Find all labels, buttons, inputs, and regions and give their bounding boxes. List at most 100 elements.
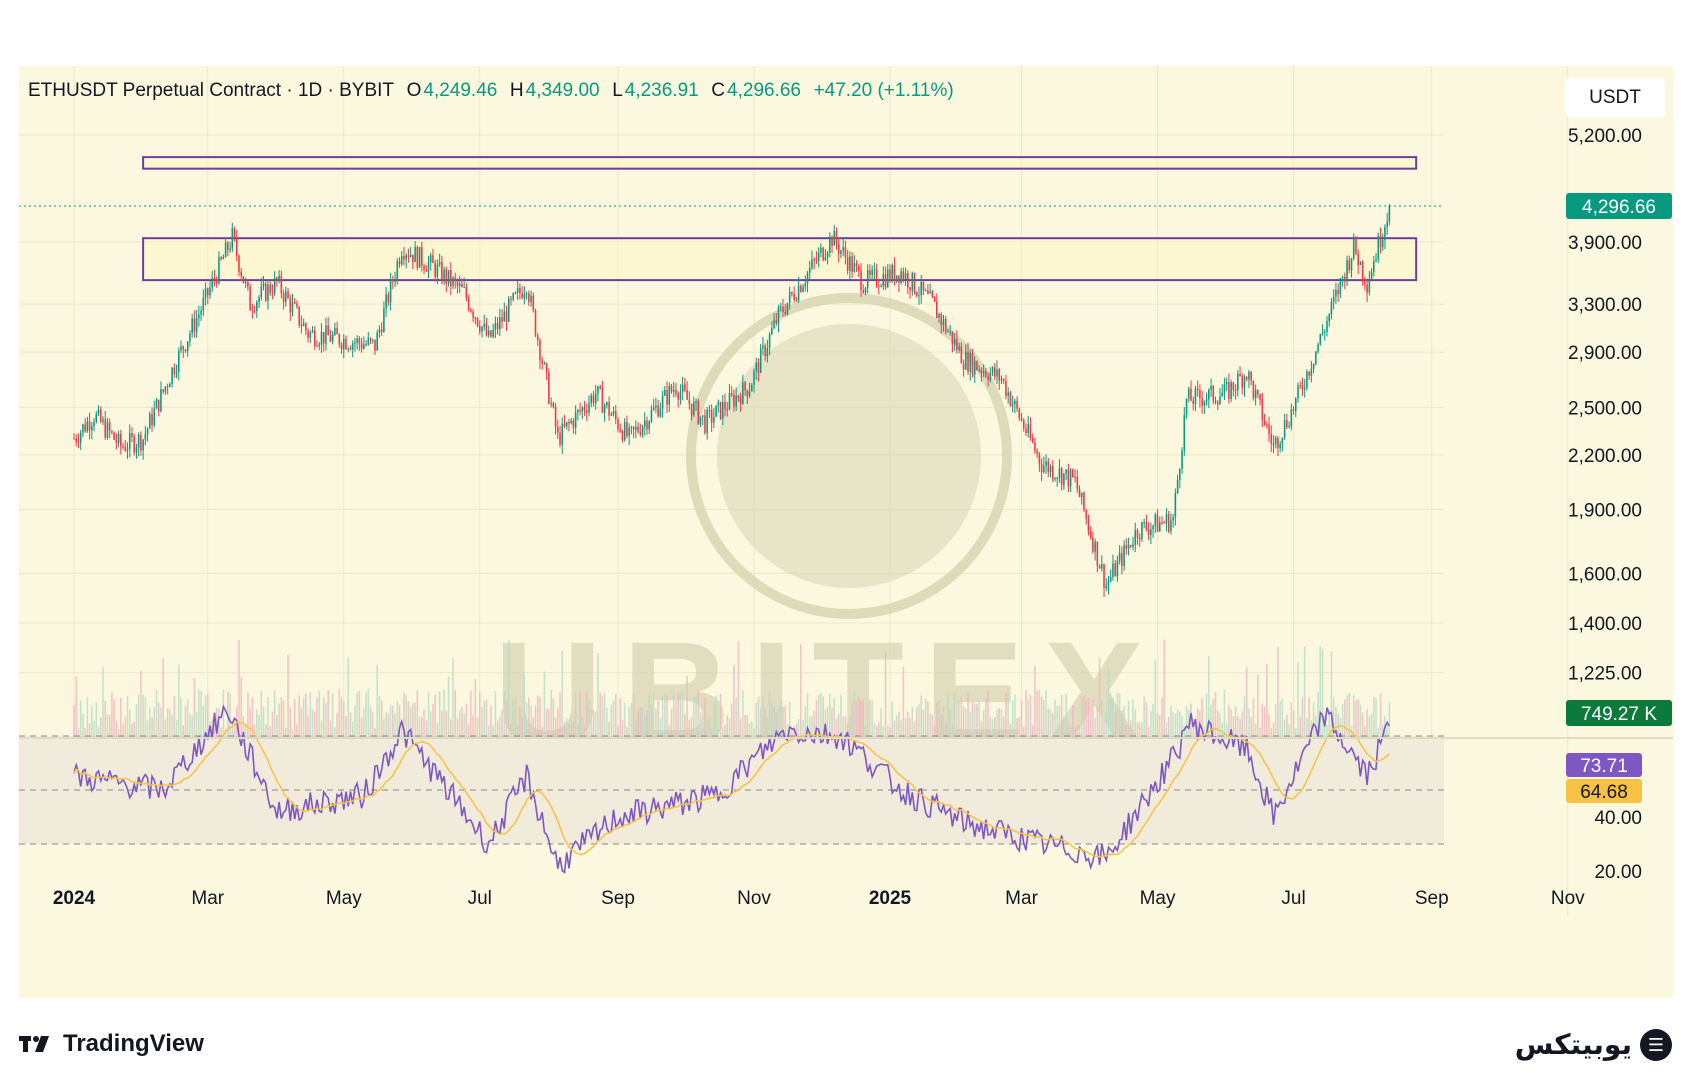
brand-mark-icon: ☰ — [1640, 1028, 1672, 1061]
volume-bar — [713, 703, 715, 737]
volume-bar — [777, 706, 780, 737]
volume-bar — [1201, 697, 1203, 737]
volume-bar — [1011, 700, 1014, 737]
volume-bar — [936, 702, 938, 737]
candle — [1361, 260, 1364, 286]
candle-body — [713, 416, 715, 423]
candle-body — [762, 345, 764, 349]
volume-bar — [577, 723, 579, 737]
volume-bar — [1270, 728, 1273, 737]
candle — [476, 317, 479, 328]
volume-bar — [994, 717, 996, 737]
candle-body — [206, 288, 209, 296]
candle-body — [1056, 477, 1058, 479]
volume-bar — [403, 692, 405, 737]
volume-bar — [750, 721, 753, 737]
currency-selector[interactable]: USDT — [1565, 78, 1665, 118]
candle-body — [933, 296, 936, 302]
^^^^
** EXERCISE PROMPT **
Could you reproduce all of the records above with "volume-bar" swapped for "volume-column" everywhere it occurs, leaving everything else unchanged and omitting the pictures?

** OUTPUT BELOW **
Find all labels, buttons, inputs, and regions and give their bounding boxes. List at most 100 elements.
brand-mark-icon: ☰ — [1640, 1028, 1672, 1061]
volume-column — [713, 703, 715, 737]
volume-column — [777, 706, 780, 737]
volume-column — [1201, 697, 1203, 737]
volume-column — [1011, 700, 1014, 737]
volume-column — [936, 702, 938, 737]
candle — [1361, 260, 1364, 286]
candle-body — [713, 416, 715, 423]
candle-body — [762, 345, 764, 349]
volume-column — [577, 723, 579, 737]
volume-column — [1270, 728, 1273, 737]
candle — [476, 317, 479, 328]
volume-column — [994, 717, 996, 737]
candle-body — [206, 288, 209, 296]
candle-body — [1056, 477, 1058, 479]
volume-column — [403, 692, 405, 737]
volume-column — [750, 721, 753, 737]
currency-selector[interactable]: USDT — [1565, 78, 1665, 118]
candle-body — [933, 296, 936, 302]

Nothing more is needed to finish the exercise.